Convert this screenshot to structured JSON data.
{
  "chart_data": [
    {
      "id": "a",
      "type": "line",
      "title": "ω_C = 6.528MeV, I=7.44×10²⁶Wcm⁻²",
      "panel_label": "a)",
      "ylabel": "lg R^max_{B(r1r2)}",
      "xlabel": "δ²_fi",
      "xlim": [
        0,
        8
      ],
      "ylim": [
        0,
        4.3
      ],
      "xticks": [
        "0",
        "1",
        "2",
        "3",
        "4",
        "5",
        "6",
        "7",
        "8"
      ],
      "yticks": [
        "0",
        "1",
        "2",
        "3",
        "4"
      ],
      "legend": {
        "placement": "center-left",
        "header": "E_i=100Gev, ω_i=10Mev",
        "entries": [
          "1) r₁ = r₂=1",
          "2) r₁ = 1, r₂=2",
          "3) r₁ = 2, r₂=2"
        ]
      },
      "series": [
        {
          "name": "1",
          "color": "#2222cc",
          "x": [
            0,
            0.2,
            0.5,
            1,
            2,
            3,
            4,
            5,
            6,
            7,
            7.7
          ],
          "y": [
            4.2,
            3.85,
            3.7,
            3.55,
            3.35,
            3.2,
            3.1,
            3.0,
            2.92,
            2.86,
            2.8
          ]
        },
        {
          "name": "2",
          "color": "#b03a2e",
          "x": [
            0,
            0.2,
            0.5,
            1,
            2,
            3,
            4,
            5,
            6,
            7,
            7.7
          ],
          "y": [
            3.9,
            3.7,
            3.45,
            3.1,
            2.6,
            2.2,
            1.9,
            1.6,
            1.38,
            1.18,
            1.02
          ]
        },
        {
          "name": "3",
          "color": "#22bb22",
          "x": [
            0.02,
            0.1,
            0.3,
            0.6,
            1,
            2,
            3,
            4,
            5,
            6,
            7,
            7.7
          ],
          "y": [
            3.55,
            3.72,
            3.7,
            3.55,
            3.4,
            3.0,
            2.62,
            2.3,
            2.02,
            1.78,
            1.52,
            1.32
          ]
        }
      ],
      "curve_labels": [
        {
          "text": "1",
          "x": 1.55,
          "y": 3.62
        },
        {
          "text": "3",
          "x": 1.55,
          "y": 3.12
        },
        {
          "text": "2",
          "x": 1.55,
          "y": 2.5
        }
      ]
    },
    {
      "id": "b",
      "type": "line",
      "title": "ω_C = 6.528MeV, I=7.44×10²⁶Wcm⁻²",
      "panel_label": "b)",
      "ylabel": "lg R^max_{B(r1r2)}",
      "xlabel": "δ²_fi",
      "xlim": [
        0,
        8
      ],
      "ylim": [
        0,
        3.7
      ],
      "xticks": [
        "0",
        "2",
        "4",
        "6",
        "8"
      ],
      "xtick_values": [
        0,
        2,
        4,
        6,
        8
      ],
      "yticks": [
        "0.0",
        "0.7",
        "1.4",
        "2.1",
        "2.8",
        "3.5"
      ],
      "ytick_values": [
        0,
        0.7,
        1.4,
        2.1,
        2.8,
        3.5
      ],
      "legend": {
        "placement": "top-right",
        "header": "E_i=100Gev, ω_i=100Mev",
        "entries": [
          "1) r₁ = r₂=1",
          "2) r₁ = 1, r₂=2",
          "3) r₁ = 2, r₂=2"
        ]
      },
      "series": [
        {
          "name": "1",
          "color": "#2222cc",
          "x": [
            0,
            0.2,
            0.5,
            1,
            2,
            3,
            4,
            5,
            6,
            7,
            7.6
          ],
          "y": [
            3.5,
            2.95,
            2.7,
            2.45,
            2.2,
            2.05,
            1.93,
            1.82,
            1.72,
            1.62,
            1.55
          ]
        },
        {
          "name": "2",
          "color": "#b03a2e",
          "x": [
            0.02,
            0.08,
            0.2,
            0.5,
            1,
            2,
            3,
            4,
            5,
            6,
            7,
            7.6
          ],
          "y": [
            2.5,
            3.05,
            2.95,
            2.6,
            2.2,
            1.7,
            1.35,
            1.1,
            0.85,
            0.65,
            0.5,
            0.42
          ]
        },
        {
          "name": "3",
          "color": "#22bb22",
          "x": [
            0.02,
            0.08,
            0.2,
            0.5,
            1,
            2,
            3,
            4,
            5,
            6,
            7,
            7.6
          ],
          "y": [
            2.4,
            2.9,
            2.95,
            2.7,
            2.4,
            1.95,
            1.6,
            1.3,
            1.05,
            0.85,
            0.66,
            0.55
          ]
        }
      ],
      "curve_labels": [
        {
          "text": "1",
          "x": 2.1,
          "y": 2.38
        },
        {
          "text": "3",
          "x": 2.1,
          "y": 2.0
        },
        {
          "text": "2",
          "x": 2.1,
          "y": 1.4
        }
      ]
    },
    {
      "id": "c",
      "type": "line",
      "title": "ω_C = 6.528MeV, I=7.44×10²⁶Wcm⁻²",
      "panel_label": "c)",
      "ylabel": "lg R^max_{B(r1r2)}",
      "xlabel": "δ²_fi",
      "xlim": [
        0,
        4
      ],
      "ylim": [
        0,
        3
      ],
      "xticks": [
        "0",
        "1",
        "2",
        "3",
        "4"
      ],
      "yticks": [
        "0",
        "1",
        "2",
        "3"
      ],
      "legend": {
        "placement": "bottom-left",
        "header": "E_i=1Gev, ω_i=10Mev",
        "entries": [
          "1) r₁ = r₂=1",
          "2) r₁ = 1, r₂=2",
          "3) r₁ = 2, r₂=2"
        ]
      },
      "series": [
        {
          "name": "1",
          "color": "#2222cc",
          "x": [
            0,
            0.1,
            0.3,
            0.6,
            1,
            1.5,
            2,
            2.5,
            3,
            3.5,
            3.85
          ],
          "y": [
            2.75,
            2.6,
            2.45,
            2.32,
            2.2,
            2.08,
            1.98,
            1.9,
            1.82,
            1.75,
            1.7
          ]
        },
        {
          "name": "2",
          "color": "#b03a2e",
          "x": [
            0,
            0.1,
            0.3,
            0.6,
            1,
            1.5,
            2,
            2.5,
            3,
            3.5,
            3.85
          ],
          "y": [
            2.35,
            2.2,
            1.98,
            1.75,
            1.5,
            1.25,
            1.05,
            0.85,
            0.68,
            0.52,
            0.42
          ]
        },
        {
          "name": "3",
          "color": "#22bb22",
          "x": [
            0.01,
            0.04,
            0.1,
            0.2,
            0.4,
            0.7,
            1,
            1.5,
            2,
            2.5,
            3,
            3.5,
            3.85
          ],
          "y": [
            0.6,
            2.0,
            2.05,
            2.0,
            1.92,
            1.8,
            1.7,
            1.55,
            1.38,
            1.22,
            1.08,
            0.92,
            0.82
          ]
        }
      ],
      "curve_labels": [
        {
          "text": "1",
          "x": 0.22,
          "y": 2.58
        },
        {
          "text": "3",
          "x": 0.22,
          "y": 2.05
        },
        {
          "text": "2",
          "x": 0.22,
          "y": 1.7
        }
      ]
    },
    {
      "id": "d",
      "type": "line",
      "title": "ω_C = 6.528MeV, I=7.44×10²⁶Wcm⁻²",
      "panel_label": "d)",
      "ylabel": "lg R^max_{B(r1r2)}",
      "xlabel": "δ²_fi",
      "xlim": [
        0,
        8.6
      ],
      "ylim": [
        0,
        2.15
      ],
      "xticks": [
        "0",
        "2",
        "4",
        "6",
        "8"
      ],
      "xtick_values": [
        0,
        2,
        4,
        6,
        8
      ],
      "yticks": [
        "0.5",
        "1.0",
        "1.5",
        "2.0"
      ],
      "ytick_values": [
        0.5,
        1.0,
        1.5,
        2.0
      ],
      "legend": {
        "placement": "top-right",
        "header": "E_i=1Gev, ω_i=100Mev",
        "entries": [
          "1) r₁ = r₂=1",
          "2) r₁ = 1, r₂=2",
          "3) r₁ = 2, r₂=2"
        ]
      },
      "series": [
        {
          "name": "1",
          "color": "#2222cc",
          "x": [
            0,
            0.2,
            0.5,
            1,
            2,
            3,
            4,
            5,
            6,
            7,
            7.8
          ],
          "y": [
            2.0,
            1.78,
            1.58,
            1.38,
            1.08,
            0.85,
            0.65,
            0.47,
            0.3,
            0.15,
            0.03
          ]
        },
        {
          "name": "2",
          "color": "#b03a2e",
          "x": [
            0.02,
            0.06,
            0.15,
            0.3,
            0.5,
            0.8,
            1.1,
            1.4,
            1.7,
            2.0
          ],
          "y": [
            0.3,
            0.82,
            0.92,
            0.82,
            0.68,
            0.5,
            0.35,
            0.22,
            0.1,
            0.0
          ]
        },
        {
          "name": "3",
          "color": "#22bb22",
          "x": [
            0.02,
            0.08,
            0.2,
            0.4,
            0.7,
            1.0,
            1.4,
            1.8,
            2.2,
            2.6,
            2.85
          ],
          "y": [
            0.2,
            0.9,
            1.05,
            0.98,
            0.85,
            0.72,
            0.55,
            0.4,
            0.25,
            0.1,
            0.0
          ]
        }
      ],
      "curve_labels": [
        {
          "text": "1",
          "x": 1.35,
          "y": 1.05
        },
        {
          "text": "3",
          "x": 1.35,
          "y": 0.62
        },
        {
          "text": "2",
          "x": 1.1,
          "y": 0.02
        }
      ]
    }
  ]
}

The task =>
Lines that hold "header" are the ones to copy; find all of them.

Solution for this task =>
        "header": "E_i=100Gev, ω_i=10Mev",
        "header": "E_i=100Gev, ω_i=100Mev",
        "header": "E_i=1Gev, ω_i=10Mev",
        "header": "E_i=1Gev, ω_i=100Mev",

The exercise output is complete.